--- Start LISTED ENTRIES ---

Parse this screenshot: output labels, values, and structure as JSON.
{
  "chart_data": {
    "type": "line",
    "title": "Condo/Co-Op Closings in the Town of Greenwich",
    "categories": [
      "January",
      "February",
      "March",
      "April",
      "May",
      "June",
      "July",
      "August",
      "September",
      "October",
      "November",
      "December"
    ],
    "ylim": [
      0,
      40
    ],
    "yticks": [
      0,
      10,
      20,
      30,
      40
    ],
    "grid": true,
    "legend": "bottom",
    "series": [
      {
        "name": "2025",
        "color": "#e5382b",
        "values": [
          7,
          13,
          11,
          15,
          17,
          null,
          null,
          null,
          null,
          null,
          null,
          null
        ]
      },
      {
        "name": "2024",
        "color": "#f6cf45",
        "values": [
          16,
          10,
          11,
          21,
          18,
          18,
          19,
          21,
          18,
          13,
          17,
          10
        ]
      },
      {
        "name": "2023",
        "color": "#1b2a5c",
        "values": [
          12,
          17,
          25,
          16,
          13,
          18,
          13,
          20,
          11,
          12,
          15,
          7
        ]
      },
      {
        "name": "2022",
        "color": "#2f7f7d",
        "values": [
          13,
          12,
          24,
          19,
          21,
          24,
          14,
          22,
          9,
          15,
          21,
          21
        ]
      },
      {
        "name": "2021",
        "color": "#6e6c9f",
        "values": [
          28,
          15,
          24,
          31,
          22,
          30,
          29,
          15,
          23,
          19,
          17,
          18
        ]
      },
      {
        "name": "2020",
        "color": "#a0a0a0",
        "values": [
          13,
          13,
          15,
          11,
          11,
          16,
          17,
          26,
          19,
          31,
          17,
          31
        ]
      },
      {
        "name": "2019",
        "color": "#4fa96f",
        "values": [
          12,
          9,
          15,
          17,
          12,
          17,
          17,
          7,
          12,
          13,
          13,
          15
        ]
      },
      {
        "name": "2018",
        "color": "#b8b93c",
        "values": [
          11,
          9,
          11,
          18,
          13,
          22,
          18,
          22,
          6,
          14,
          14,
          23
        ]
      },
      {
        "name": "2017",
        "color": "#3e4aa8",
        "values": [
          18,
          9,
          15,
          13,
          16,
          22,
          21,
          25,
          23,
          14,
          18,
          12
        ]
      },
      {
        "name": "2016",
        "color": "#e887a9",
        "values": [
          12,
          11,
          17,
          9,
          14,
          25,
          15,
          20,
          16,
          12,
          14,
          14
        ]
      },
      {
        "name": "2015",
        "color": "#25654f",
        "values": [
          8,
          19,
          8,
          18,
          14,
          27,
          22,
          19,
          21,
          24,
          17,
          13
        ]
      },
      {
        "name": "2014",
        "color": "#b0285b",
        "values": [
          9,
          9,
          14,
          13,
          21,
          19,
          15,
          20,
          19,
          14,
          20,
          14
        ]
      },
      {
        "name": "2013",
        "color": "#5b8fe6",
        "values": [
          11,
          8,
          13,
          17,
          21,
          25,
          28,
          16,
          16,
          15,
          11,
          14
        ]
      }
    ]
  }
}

--- End LISTED ENTRIES ---

▶ _WHAT YOU WILL DO_: Copy out the material above in its entirety. Every detail must match.

▶ _THE COMPLETED TASK_:
Parse this screenshot: output labels, values, and structure as JSON.
{
  "chart_data": {
    "type": "line",
    "title": "Condo/Co-Op Closings in the Town of Greenwich",
    "categories": [
      "January",
      "February",
      "March",
      "April",
      "May",
      "June",
      "July",
      "August",
      "September",
      "October",
      "November",
      "December"
    ],
    "ylim": [
      0,
      40
    ],
    "yticks": [
      0,
      10,
      20,
      30,
      40
    ],
    "grid": true,
    "legend": "bottom",
    "series": [
      {
        "name": "2025",
        "color": "#e5382b",
        "values": [
          7,
          13,
          11,
          15,
          17,
          null,
          null,
          null,
          null,
          null,
          null,
          null
        ]
      },
      {
        "name": "2024",
        "color": "#f6cf45",
        "values": [
          16,
          10,
          11,
          21,
          18,
          18,
          19,
          21,
          18,
          13,
          17,
          10
        ]
      },
      {
        "name": "2023",
        "color": "#1b2a5c",
        "values": [
          12,
          17,
          25,
          16,
          13,
          18,
          13,
          20,
          11,
          12,
          15,
          7
        ]
      },
      {
        "name": "2022",
        "color": "#2f7f7d",
        "values": [
          13,
          12,
          24,
          19,
          21,
          24,
          14,
          22,
          9,
          15,
          21,
          21
        ]
      },
      {
        "name": "2021",
        "color": "#6e6c9f",
        "values": [
          28,
          15,
          24,
          31,
          22,
          30,
          29,
          15,
          23,
          19,
          17,
          18
        ]
      },
      {
        "name": "2020",
        "color": "#a0a0a0",
        "values": [
          13,
          13,
          15,
          11,
          11,
          16,
          17,
          26,
          19,
          31,
          17,
          31
        ]
      },
      {
        "name": "2019",
        "color": "#4fa96f",
        "values": [
          12,
          9,
          15,
          17,
          12,
          17,
          17,
          7,
          12,
          13,
          13,
          15
        ]
      },
      {
        "name": "2018",
        "color": "#b8b93c",
        "values": [
          11,
          9,
          11,
          18,
          13,
          22,
          18,
          22,
          6,
          14,
          14,
          23
        ]
      },
      {
        "name": "2017",
        "color": "#3e4aa8",
        "values": [
          18,
          9,
          15,
          13,
          16,
          22,
          21,
          25,
          23,
          14,
          18,
          12
        ]
      },
      {
        "name": "2016",
        "color": "#e887a9",
        "values": [
          12,
          11,
          17,
          9,
          14,
          25,
          15,
          20,
          16,
          12,
          14,
          14
        ]
      },
      {
        "name": "2015",
        "color": "#25654f",
        "values": [
          8,
          19,
          8,
          18,
          14,
          27,
          22,
          19,
          21,
          24,
          17,
          13
        ]
      },
      {
        "name": "2014",
        "color": "#b0285b",
        "values": [
          9,
          9,
          14,
          13,
          21,
          19,
          15,
          20,
          19,
          14,
          20,
          14
        ]
      },
      {
        "name": "2013",
        "color": "#5b8fe6",
        "values": [
          11,
          8,
          13,
          17,
          21,
          25,
          28,
          16,
          16,
          15,
          11,
          14
        ]
      }
    ]
  }
}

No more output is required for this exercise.